-- BEGIN --

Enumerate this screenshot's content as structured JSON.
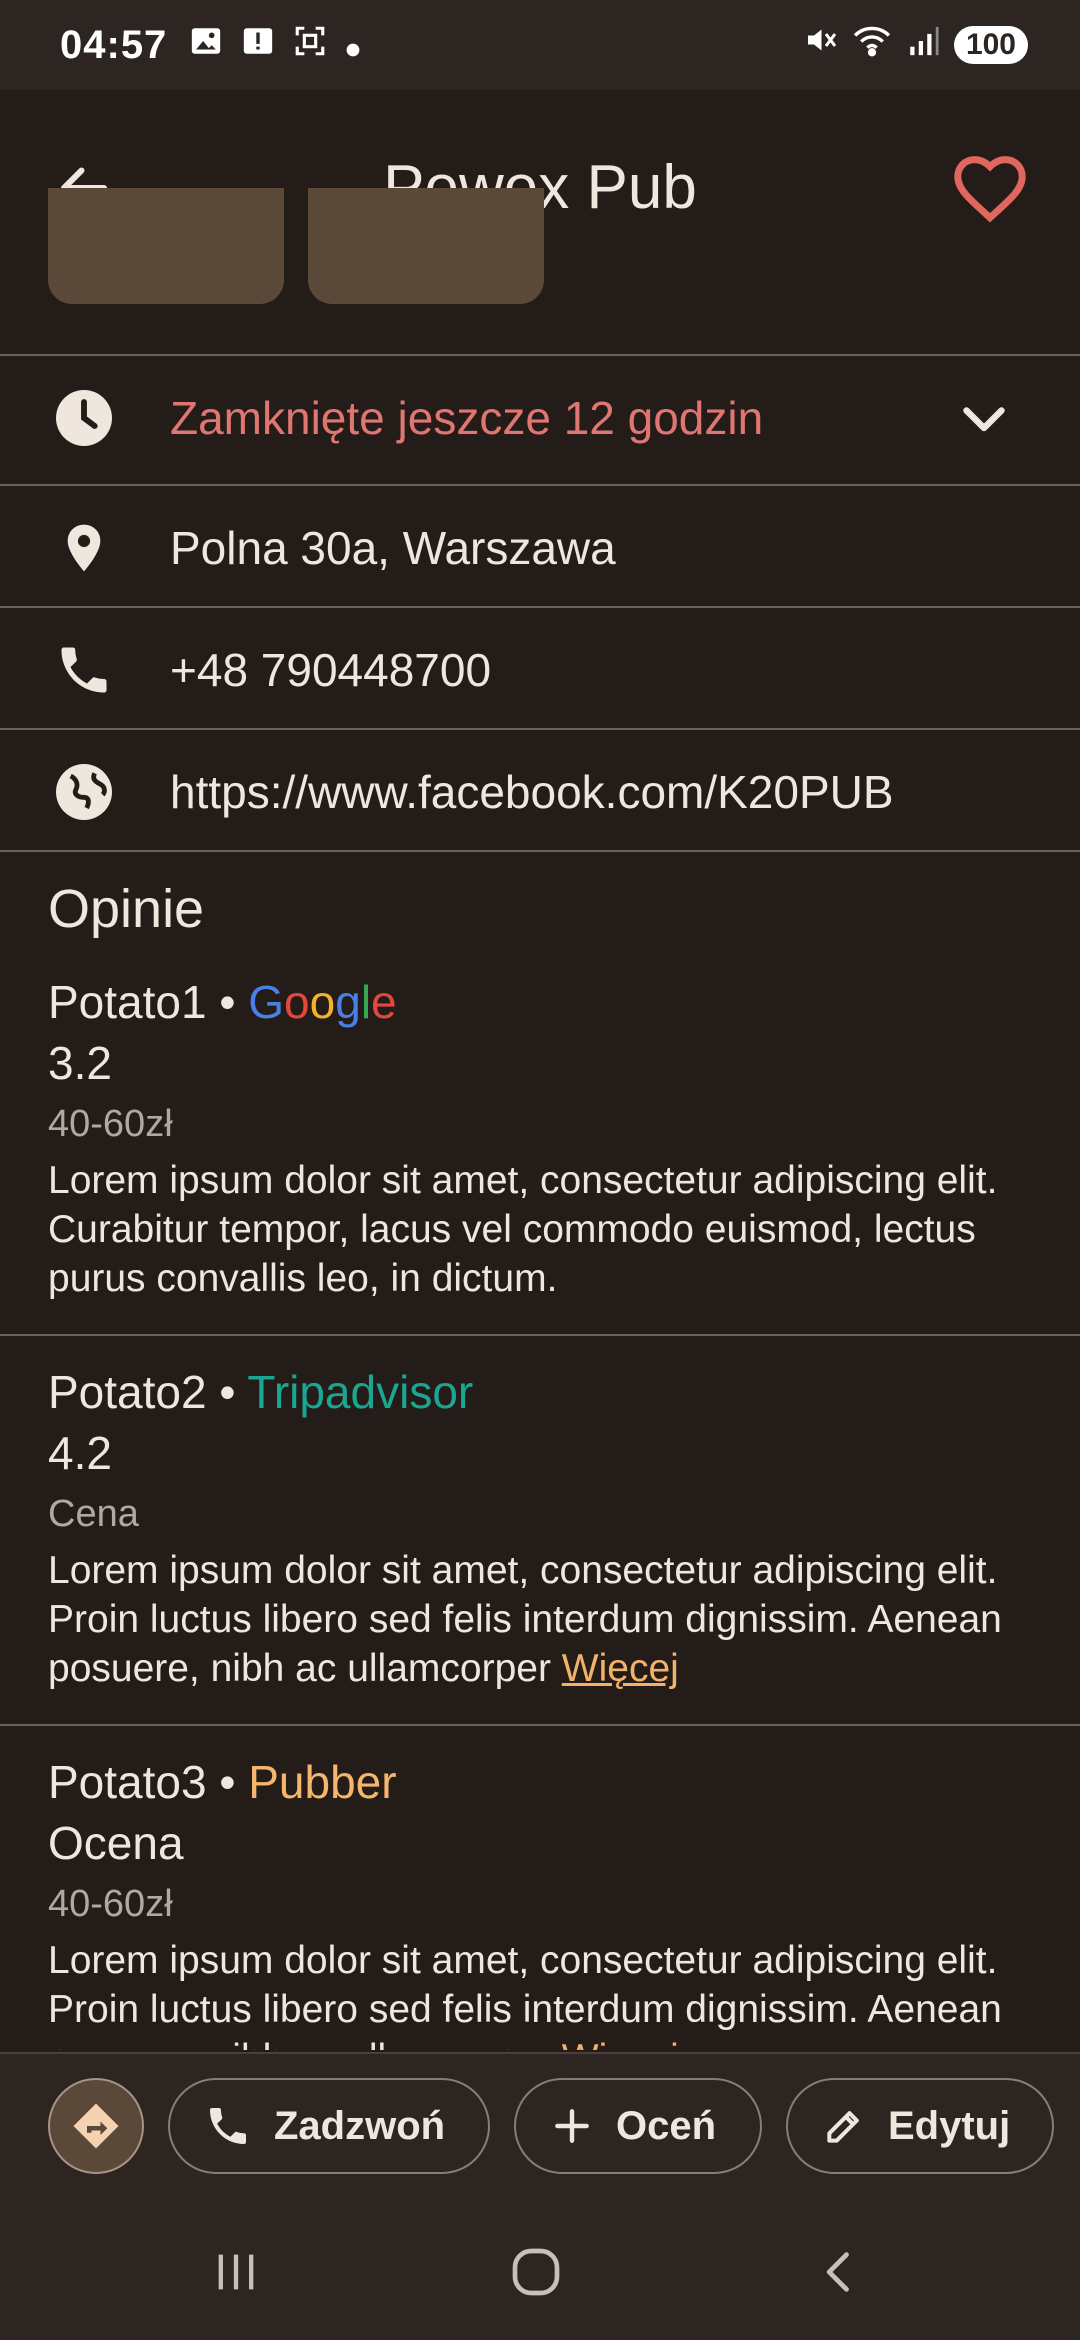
{
  "status_bar": {
    "time": "04:57",
    "battery": "100",
    "icons": [
      "image-icon",
      "warning-icon",
      "screenshot-icon",
      "dot-icon",
      "mute-icon",
      "wifi-icon",
      "signal-icon"
    ]
  },
  "app_bar": {
    "title": "Pewex Pub",
    "back_icon": "arrow-back-icon",
    "favorite_icon": "heart-outline-icon",
    "favorite_color": "#e0665e"
  },
  "info": {
    "hours_text": "Zamknięte jeszcze 12 godzin",
    "hours_color": "#e07672",
    "address": "Polna 30a, Warszawa",
    "phone": "+48 790448700",
    "website": "https://www.facebook.com/K20PUB"
  },
  "reviews_section": {
    "title": "Opinie",
    "separator": "•",
    "more_label": "Więcej",
    "items": [
      {
        "author": "Potato1",
        "source_letters": [
          "G",
          "o",
          "o",
          "g",
          "l",
          "e"
        ],
        "source_colors": [
          "#4a80e6",
          "#e2483d",
          "#f2b42a",
          "#4a80e6",
          "#36a853",
          "#e2483d"
        ],
        "rating": "3.2",
        "price": "40-60zł",
        "body": "Lorem ipsum dolor sit amet, consectetur adipiscing elit. Curabitur tempor, lacus vel commodo euismod, lectus purus convallis leo, in dictum."
      },
      {
        "author": "Potato2",
        "source": "Tripadvisor",
        "source_color": "#1aa690",
        "rating": "4.2",
        "price": "Cena",
        "body": "Lorem ipsum dolor sit amet, consectetur adipiscing elit. Proin luctus libero sed felis interdum dignissim. Aenean posuere, nibh ac ullamcorper "
      },
      {
        "author": "Potato3",
        "source": "Pubber",
        "source_color": "#f4b56c",
        "rating": "Ocena",
        "price": "40-60zł",
        "body": "Lorem ipsum dolor sit amet, consectetur adipiscing elit. Proin luctus libero sed felis interdum dignissim. Aenean posuere, nibh ac ullamcorper "
      }
    ]
  },
  "actions": {
    "directions_icon": "directions-icon",
    "call_label": "Zadzwoń",
    "rate_label": "Oceń",
    "edit_label": "Edytuj"
  },
  "nav": {
    "recents_icon": "recents-icon",
    "home_icon": "home-icon",
    "back_icon": "nav-back-icon"
  }
}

-- END --

# Description of the task
Pull out every line in the material above where "back" occurs.

# Expected answer
    "back_icon": "arrow-back-icon",
    "back_icon": "nav-back-icon"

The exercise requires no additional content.